WORK INSTRUCTIONS
Report every line in the listing below where the string "coordinate" shows up.

PROVIDED RECORDS

______

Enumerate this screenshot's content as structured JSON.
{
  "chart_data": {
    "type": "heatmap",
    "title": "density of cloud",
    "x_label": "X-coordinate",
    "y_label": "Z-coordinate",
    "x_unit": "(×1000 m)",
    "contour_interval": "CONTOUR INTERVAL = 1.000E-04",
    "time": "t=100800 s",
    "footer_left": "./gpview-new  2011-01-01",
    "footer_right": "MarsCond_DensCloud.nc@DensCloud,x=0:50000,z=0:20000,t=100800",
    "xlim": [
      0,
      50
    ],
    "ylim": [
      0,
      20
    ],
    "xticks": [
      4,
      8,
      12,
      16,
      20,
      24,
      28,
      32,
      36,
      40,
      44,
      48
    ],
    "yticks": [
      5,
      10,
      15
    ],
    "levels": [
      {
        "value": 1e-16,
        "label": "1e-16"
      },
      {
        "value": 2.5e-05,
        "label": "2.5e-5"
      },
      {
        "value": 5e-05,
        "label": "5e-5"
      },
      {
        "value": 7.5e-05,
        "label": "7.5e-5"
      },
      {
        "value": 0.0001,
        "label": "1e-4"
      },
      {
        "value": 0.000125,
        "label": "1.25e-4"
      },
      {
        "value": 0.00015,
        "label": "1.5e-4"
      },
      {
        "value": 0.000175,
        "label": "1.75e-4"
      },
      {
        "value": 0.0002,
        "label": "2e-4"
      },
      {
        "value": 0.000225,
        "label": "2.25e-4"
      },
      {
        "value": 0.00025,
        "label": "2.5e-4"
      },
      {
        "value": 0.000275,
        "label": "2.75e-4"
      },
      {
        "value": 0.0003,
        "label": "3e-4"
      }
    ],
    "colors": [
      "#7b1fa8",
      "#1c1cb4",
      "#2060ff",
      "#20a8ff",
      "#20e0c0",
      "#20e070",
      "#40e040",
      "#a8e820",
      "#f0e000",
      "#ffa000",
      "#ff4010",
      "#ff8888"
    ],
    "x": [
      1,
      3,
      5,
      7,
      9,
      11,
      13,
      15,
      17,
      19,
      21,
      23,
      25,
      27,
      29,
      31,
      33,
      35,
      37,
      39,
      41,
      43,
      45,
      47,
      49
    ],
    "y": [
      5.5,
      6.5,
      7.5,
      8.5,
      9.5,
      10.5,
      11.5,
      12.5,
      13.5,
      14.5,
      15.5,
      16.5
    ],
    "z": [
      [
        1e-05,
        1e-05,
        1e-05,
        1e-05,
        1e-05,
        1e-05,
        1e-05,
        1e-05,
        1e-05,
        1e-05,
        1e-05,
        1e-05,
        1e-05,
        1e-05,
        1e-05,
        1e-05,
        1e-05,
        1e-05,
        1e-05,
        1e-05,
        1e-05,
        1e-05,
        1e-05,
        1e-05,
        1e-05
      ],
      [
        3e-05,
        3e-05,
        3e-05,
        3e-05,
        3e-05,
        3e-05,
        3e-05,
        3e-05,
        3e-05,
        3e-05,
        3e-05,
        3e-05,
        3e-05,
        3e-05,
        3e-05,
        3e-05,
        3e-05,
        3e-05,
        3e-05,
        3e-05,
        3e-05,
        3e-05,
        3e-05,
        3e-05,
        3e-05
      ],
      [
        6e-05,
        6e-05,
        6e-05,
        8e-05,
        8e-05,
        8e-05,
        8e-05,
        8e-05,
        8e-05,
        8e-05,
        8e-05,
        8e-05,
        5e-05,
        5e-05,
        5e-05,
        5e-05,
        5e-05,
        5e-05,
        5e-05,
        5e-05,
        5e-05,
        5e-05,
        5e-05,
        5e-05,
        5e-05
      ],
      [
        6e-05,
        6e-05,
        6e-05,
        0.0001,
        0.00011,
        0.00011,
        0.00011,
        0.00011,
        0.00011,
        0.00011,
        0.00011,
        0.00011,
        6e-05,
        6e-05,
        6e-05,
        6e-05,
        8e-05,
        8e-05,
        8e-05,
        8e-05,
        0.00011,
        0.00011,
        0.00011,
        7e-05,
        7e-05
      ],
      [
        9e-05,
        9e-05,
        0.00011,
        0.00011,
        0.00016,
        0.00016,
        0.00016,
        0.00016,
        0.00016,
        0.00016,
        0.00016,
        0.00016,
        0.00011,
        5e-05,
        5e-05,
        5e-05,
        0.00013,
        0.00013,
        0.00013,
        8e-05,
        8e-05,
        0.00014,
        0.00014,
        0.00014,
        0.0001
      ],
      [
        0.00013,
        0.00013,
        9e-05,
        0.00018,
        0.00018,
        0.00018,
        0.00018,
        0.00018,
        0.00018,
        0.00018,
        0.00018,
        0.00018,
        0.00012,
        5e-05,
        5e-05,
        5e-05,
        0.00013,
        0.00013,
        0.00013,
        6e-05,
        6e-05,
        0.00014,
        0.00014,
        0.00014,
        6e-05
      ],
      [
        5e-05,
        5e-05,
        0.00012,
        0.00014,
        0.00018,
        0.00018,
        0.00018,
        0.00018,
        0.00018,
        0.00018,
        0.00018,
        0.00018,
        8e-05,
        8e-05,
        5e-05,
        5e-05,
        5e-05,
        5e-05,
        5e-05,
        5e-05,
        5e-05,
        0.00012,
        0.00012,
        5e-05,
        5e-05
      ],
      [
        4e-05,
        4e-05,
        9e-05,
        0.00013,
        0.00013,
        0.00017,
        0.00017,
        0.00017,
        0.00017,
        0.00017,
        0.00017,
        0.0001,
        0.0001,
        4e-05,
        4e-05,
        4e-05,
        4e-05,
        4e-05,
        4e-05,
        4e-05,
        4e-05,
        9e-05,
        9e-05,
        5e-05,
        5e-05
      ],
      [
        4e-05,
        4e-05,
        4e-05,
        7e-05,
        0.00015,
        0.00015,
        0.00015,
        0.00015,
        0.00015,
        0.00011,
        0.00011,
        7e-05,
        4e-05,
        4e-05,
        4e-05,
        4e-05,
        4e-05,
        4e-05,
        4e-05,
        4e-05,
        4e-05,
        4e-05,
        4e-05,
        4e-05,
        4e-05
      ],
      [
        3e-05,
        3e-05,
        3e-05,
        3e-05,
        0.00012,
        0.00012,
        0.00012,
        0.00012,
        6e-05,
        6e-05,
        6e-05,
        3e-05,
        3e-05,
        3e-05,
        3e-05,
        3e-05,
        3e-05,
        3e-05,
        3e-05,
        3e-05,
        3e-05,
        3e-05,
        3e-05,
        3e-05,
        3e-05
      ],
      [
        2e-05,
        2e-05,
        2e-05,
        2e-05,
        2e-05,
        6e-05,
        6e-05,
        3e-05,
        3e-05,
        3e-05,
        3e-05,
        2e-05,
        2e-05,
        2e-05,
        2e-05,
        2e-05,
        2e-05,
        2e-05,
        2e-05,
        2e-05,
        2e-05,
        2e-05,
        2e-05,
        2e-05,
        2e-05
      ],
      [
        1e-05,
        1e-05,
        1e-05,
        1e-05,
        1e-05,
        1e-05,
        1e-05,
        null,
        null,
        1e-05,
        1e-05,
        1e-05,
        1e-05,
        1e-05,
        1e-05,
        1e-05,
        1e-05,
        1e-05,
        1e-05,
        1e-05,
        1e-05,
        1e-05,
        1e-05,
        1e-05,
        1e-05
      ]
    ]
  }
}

______

RESPONSE TO THIS TASK
    "x_label": "X-coordinate",
    "y_label": "Z-coordinate",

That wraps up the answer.